_YOUR INSTRUCTIONS_:
Below are some records. Pull every line that contains the word "categories".

--*--

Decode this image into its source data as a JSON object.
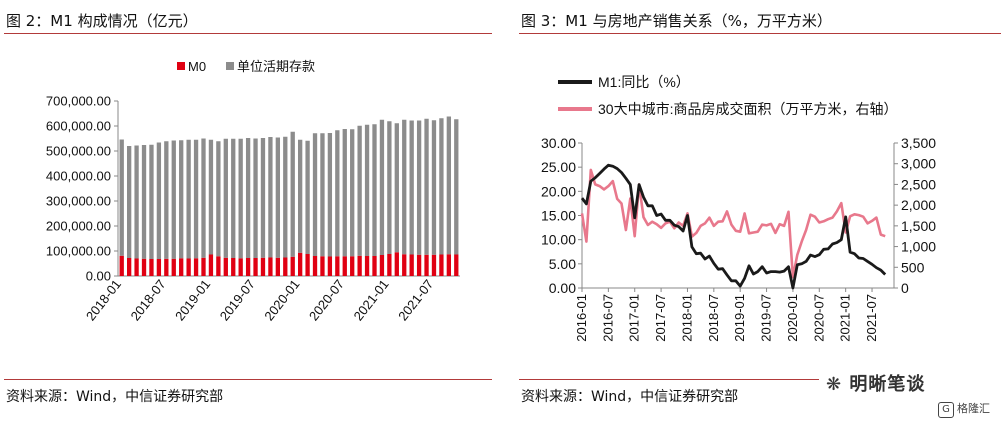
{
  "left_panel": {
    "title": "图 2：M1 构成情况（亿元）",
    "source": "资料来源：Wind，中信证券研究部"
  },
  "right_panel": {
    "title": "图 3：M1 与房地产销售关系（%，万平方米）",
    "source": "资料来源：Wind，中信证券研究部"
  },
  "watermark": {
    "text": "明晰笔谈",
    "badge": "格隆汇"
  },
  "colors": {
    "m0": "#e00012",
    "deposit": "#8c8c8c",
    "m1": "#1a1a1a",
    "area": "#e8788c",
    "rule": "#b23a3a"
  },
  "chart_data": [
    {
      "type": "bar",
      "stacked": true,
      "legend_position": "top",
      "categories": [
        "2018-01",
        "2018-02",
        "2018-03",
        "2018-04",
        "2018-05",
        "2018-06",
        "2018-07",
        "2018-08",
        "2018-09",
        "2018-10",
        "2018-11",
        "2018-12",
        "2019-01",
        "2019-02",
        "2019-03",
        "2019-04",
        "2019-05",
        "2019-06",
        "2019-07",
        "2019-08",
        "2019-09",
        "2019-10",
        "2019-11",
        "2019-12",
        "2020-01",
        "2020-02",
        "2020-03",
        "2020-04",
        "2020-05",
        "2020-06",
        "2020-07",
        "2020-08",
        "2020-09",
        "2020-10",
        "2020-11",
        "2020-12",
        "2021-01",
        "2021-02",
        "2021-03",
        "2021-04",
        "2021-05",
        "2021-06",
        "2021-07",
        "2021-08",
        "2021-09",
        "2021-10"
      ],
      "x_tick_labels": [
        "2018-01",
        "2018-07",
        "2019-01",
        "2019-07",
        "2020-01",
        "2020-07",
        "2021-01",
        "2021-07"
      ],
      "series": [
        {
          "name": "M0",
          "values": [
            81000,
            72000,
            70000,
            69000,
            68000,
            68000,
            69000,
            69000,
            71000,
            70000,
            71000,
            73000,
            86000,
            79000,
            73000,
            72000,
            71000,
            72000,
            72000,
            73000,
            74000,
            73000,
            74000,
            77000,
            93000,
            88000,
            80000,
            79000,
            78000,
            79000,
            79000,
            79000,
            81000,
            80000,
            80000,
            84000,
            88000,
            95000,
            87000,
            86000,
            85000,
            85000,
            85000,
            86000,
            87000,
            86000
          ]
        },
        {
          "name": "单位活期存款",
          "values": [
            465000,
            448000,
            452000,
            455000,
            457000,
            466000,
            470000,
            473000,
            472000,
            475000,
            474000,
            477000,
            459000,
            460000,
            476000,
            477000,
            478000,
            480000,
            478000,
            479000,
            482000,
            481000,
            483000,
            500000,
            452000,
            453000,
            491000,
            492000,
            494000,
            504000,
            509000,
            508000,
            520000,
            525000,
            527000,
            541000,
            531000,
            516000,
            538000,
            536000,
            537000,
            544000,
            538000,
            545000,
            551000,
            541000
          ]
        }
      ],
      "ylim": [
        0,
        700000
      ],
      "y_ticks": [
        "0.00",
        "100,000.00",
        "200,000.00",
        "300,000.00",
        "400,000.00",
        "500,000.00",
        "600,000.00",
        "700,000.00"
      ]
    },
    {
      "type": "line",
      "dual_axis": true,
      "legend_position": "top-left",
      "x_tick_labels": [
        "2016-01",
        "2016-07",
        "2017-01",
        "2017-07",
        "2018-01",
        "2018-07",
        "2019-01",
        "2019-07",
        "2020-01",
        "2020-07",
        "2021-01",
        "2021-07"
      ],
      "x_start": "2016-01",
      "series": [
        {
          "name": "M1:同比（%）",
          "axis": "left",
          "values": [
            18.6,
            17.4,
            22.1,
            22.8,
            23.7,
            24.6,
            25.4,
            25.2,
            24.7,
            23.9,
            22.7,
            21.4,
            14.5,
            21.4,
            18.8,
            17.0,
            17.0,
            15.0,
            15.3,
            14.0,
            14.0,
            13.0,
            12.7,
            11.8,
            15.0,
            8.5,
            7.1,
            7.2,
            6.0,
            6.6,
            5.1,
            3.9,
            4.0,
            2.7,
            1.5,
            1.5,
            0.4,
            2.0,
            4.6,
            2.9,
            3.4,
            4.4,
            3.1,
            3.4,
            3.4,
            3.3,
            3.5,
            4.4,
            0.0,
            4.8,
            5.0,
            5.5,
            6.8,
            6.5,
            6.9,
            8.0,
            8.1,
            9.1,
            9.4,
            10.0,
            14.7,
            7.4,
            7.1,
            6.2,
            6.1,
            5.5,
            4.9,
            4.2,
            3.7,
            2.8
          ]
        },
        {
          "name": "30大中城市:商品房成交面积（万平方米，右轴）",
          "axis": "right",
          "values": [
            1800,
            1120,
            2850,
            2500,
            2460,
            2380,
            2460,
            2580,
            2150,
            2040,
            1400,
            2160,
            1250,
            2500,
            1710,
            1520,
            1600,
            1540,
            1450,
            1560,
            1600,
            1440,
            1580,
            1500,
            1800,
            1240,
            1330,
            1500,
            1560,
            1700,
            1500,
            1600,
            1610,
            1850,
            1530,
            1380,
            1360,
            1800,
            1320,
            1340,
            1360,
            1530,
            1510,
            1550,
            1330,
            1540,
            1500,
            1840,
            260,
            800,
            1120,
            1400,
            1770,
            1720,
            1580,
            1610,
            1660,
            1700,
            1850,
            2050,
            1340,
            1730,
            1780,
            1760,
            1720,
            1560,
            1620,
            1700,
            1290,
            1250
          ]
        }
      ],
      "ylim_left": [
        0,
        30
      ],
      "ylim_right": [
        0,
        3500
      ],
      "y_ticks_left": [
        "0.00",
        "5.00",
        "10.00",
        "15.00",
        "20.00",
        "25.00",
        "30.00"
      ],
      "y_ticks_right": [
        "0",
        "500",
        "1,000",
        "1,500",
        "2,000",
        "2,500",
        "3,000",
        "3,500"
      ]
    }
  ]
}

--*--

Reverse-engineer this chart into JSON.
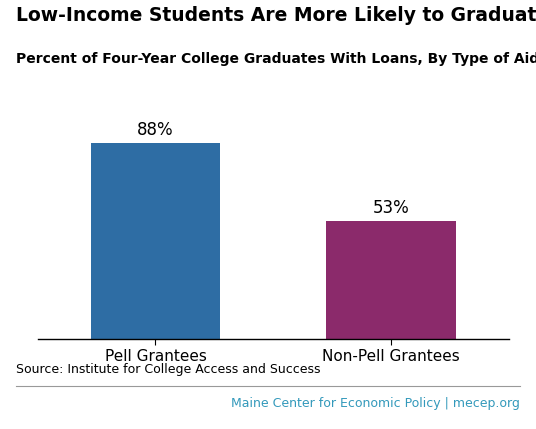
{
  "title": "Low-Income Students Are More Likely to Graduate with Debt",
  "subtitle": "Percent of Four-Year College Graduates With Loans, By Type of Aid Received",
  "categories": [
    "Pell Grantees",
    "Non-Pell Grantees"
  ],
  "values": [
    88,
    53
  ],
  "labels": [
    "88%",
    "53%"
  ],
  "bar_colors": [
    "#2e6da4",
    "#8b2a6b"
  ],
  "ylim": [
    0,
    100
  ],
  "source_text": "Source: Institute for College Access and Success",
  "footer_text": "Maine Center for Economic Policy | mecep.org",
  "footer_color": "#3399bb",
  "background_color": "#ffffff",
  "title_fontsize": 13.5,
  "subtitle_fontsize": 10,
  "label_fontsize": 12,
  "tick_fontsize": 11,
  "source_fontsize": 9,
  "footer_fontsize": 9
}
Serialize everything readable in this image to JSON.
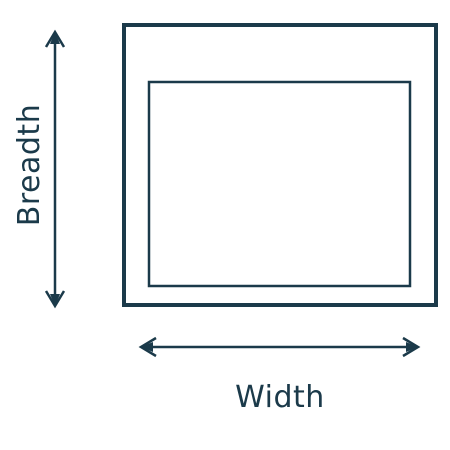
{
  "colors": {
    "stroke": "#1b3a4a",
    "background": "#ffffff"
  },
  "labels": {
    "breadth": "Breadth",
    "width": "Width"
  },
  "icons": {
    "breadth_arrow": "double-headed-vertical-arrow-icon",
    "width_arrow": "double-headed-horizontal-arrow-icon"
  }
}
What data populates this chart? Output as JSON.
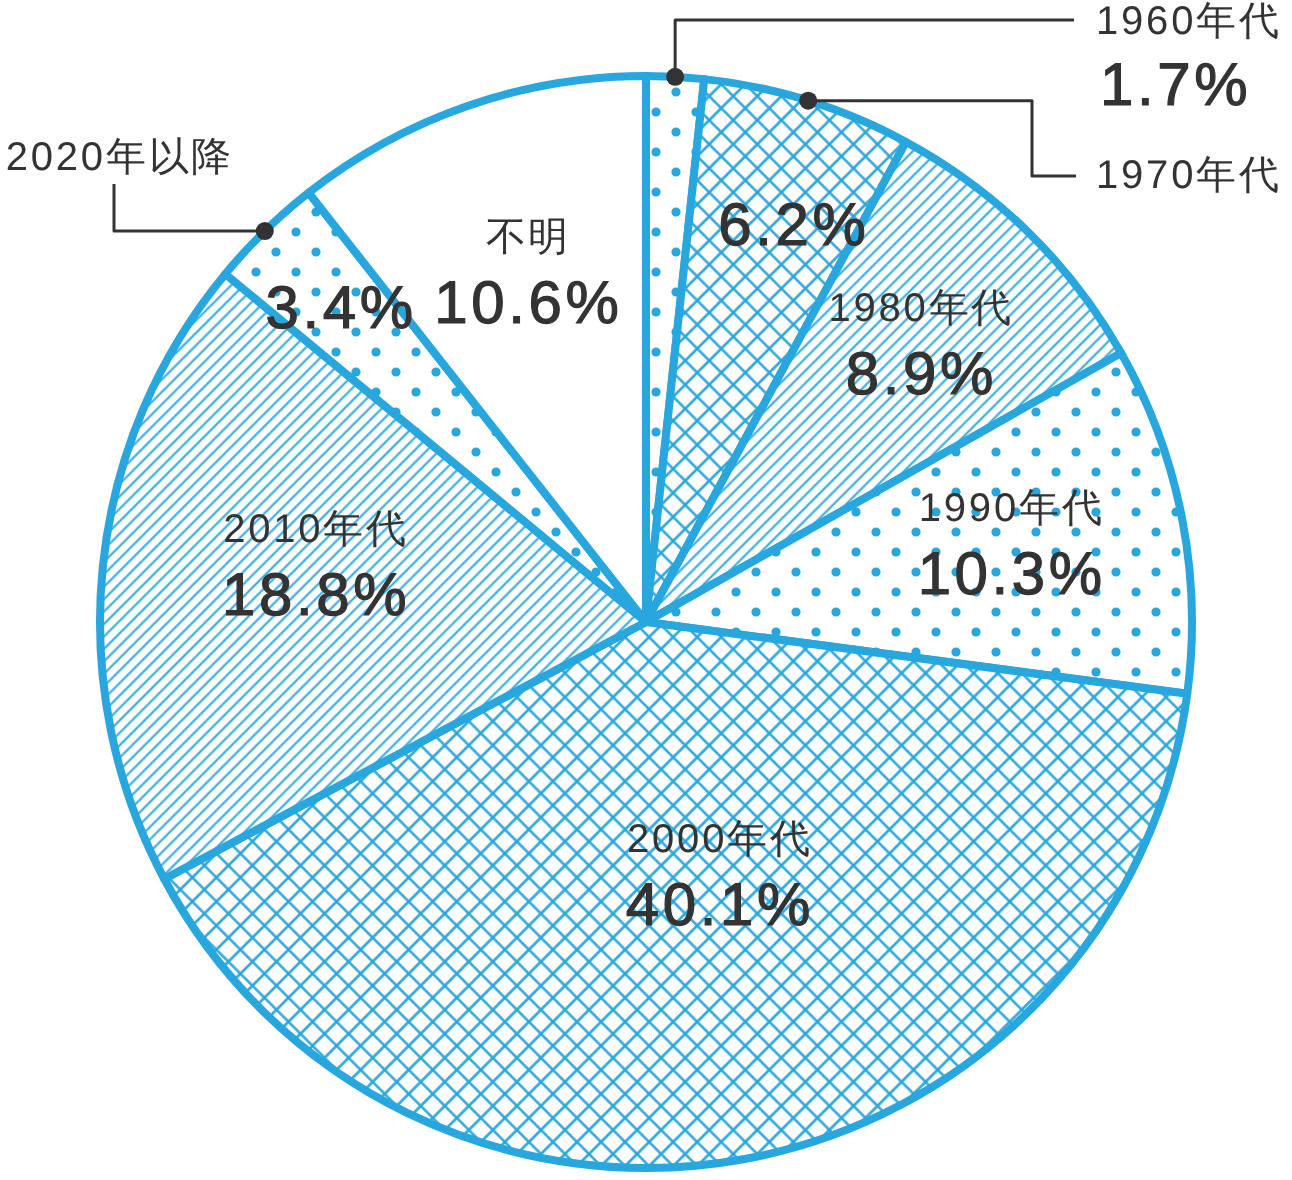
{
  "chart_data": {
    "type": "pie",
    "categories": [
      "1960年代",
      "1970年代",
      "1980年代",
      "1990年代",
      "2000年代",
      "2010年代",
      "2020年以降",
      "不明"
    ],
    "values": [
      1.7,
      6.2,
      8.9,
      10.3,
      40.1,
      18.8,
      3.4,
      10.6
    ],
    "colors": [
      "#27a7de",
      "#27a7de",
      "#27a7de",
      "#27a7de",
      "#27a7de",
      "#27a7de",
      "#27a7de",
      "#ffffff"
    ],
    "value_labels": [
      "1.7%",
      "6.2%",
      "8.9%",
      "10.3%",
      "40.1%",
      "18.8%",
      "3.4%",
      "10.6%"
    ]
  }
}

--*--

_TASK ANSWER_:
      "categories": [
  "categories": [
    "categories": [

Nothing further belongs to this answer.